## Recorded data
↓

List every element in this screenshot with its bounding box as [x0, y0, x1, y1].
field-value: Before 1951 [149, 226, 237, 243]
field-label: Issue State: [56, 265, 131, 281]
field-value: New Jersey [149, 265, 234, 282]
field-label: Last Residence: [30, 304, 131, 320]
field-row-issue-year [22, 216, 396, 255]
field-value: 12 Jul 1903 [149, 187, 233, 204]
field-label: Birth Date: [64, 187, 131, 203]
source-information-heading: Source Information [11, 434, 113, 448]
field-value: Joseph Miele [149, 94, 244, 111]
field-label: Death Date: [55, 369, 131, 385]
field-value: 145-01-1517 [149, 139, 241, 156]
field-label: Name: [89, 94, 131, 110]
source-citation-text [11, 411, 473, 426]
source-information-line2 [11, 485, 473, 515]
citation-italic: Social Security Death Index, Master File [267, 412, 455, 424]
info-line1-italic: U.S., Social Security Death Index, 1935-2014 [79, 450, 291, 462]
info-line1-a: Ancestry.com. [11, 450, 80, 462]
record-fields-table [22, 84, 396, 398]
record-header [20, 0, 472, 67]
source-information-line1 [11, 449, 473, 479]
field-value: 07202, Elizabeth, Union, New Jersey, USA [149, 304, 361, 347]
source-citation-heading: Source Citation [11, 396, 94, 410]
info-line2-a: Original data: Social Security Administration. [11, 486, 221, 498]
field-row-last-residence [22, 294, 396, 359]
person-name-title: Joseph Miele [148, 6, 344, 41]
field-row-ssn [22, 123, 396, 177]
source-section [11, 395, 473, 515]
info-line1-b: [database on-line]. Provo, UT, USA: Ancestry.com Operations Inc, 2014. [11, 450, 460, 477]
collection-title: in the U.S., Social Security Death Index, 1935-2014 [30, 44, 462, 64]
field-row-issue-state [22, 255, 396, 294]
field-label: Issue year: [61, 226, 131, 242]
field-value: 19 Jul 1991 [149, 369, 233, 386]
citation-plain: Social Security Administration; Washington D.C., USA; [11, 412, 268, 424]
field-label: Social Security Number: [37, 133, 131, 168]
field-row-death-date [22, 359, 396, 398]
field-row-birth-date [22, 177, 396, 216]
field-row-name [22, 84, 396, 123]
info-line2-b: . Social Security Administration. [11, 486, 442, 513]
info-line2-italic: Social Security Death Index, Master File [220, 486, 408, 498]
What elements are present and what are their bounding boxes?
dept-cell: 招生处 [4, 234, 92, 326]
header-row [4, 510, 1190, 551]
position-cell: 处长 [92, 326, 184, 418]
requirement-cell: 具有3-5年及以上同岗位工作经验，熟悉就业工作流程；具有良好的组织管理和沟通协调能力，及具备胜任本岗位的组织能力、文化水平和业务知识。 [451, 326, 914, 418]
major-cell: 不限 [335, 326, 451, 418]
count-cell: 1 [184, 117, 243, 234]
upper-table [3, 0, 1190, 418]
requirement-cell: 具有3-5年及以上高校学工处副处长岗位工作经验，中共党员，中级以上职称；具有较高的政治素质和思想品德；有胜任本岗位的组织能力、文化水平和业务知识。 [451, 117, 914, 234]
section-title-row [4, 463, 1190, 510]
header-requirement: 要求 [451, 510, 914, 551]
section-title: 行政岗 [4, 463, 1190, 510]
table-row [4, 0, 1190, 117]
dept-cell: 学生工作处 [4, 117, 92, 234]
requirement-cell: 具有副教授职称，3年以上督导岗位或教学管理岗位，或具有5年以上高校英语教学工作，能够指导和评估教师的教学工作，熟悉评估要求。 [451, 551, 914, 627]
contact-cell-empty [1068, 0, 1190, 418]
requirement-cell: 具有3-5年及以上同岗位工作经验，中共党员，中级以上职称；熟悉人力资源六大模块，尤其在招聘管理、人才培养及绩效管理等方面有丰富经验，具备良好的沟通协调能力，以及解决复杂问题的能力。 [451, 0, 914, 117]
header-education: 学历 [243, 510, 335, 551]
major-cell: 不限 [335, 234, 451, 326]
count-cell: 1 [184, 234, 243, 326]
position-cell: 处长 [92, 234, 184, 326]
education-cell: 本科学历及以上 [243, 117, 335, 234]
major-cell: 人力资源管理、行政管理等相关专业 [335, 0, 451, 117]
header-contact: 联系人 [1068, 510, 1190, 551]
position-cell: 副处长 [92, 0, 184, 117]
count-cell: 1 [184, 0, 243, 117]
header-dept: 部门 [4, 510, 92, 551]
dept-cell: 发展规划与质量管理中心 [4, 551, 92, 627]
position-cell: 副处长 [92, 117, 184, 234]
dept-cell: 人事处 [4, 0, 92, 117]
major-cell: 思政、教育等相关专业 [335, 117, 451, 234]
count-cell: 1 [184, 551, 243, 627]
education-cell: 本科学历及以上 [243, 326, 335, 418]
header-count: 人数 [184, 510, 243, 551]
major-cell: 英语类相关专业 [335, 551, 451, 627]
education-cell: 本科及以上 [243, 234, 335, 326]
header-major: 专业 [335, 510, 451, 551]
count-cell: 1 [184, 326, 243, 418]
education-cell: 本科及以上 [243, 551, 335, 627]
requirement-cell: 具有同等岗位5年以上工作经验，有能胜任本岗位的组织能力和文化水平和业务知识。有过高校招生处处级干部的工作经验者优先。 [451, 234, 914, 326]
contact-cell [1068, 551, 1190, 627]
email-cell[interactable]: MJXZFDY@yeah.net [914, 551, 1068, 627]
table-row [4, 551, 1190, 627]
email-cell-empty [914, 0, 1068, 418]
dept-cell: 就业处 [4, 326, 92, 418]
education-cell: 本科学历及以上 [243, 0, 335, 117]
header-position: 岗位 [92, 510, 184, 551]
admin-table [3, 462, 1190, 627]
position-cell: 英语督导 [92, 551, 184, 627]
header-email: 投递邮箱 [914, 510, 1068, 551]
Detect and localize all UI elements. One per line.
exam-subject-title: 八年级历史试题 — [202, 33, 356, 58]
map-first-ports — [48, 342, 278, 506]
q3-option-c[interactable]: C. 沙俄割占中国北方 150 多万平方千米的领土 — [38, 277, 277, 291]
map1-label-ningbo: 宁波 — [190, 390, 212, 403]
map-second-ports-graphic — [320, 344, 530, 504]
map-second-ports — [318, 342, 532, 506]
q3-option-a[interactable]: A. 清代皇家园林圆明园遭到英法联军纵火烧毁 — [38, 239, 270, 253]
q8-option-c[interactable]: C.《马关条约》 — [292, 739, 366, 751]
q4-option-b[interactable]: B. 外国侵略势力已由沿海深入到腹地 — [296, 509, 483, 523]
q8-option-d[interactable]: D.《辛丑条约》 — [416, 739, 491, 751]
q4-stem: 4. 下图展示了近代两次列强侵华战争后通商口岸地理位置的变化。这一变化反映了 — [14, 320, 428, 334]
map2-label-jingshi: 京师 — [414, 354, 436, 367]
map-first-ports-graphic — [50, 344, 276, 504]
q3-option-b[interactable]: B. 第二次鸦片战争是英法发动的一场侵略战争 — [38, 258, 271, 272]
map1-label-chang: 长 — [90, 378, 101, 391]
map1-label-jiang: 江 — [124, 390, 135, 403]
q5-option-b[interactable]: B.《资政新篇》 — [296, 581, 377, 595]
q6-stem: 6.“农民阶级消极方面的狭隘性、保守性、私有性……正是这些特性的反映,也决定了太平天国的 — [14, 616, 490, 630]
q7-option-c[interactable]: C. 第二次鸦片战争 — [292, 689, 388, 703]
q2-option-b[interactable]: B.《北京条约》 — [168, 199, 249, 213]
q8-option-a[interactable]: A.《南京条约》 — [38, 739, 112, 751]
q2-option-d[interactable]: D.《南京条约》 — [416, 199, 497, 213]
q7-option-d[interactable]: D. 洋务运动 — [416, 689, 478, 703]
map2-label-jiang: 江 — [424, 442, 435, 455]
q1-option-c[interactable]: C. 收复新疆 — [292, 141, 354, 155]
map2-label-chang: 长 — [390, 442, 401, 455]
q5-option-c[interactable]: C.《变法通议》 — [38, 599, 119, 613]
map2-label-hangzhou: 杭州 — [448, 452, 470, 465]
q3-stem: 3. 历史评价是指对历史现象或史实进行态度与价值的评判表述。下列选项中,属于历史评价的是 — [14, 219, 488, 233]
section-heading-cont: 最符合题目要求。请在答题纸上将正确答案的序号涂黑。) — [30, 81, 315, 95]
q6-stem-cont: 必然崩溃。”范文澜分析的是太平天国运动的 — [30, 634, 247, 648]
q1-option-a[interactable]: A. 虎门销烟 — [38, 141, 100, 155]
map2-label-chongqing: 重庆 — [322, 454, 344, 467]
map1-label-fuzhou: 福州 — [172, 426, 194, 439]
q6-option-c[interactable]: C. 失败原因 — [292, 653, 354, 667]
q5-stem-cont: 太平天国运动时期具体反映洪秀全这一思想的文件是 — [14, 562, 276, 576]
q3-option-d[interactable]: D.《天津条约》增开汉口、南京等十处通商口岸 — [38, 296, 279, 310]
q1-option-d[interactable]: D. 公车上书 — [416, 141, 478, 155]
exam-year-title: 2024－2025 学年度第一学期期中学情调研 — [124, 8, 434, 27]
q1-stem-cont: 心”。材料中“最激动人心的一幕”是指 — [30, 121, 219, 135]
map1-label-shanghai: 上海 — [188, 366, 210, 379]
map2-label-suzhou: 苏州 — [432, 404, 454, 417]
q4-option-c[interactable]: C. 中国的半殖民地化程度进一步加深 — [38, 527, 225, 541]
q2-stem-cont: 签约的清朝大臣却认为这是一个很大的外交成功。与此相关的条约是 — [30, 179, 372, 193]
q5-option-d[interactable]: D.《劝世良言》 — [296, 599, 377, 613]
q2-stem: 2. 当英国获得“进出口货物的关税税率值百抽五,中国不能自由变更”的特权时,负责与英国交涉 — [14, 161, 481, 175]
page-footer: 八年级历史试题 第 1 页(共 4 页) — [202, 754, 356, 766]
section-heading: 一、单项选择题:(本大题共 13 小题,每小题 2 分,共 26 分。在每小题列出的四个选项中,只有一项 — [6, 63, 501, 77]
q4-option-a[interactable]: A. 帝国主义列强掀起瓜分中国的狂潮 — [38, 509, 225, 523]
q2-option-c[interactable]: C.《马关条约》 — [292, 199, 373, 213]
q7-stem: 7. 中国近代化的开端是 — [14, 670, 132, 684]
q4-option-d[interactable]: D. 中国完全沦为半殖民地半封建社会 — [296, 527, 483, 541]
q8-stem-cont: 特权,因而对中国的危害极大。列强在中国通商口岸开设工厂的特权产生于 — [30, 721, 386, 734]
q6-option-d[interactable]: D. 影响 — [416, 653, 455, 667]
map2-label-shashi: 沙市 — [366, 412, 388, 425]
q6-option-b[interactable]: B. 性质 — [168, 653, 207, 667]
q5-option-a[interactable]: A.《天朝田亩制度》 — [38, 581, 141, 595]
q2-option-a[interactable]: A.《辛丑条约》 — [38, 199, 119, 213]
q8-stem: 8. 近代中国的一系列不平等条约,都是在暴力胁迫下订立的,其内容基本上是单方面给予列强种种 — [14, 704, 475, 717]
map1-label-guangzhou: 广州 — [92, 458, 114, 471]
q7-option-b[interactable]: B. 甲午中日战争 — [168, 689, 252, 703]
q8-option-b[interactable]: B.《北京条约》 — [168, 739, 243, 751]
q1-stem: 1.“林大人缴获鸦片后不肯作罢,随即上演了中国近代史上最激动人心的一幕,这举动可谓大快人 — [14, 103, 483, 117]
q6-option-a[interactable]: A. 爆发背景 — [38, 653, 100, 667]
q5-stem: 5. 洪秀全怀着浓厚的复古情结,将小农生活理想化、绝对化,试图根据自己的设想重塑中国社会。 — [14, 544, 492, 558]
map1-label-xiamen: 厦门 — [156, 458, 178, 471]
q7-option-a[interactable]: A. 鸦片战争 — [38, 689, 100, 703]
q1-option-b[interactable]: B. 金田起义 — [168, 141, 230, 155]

↑

## INSTRUCTIONS TO FOLLOW
Pick out every line in the entries above that contains the string "title", and copy each one in full.

## TASK OUTPUT
person-name-title: Joseph Miele [148, 6, 344, 41]
collection-title: in the U.S., Social Security Death Index, 1935-2014 [30, 44, 462, 64]
section-title-row [4, 463, 1190, 510]
section-title: 行政岗 [4, 463, 1190, 510]
exam-subject-title: 八年级历史试题 — [202, 33, 356, 58]
exam-year-title: 2024－2025 学年度第一学期期中学情调研 — [124, 8, 434, 27]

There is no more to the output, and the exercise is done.